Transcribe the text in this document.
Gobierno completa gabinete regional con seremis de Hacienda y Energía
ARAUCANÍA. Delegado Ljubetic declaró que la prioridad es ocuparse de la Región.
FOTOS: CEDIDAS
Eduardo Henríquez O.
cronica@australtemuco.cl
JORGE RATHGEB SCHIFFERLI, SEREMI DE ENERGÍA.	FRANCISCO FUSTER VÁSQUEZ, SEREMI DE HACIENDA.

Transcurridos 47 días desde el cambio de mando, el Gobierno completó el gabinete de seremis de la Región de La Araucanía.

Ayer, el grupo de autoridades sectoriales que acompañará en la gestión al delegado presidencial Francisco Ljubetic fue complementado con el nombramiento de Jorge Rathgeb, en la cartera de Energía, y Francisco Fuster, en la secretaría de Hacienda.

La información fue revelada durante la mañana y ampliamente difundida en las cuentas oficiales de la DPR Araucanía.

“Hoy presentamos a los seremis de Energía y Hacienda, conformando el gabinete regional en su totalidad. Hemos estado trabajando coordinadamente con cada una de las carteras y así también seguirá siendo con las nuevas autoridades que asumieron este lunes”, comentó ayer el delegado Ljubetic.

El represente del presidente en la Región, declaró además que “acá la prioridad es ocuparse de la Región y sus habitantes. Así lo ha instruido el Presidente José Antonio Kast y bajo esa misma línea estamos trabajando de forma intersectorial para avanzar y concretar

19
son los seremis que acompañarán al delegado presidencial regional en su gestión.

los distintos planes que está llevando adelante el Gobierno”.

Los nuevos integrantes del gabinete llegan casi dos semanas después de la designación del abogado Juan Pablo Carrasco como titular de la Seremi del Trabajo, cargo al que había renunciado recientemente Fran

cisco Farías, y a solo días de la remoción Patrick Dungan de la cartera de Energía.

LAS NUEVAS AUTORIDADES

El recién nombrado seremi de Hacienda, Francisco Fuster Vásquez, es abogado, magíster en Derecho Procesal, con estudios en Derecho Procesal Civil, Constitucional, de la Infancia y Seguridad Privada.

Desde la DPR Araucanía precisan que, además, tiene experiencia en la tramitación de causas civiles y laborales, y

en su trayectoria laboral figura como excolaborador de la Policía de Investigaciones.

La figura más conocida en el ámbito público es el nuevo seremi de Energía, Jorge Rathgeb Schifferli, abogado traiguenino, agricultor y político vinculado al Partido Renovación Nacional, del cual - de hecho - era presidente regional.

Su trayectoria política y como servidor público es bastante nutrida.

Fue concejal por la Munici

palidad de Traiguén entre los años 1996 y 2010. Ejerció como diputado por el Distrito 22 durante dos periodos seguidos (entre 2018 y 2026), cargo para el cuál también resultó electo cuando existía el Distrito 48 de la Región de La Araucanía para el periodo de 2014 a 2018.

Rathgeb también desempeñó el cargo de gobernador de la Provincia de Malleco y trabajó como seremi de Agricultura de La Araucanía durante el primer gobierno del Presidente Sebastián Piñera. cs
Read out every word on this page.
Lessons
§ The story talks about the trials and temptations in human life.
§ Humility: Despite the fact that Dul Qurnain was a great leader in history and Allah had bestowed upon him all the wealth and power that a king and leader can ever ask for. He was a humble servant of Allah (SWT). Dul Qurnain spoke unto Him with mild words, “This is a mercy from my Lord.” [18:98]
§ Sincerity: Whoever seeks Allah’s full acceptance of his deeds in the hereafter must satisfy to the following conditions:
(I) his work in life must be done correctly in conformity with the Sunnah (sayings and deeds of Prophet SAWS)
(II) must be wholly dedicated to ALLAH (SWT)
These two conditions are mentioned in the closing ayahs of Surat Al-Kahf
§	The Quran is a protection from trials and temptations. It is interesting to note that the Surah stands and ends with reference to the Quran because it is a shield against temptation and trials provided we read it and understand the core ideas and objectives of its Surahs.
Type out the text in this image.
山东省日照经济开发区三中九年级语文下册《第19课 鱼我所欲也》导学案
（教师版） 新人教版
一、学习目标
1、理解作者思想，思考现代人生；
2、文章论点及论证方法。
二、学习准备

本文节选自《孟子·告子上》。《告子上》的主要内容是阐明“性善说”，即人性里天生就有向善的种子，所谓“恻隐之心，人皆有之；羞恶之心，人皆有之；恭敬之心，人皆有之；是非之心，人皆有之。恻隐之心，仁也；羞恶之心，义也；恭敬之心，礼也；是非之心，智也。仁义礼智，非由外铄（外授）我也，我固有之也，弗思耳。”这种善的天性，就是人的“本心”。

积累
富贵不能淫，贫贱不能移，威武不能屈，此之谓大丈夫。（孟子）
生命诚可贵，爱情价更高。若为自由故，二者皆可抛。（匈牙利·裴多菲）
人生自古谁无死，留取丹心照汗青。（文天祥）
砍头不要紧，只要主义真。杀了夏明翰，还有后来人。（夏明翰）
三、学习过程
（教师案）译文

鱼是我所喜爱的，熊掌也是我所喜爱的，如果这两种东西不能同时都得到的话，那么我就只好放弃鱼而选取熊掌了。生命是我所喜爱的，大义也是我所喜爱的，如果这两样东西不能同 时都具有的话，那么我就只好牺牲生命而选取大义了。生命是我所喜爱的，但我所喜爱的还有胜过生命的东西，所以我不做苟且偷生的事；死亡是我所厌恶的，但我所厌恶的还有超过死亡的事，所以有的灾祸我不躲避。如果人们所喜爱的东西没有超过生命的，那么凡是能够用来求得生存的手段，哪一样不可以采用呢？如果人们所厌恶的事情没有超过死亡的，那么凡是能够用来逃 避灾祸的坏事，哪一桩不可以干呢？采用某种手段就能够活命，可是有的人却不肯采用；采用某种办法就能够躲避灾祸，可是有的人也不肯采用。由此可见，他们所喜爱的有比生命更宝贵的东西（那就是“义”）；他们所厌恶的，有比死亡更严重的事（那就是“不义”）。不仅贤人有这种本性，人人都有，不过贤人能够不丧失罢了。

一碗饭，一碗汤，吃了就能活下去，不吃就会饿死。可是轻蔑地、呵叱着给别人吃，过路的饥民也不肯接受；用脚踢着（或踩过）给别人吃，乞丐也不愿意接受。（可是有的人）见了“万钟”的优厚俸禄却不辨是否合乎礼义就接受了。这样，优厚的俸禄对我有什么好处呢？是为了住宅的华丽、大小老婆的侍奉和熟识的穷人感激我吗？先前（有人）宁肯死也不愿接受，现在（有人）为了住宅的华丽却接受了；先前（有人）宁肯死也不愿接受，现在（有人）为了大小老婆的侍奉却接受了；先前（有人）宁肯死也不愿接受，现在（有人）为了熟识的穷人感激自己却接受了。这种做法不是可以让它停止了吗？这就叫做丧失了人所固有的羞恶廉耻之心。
-- -- --
*WHAT TO DO*:
Lines holding the word "must" in the entries above are the ones to pull out. Copy them all.

*EXPECTED ANSWER*:
§ Sincerity: Whoever seeks Allah’s full acceptance of his deeds in the hereafter must satisfy to the following conditions:
(I) his work in life must be done correctly in conformity with the Sunnah (sayings and deeds of Prophet SAWS)
(II) must be wholly dedicated to ALLAH (SWT)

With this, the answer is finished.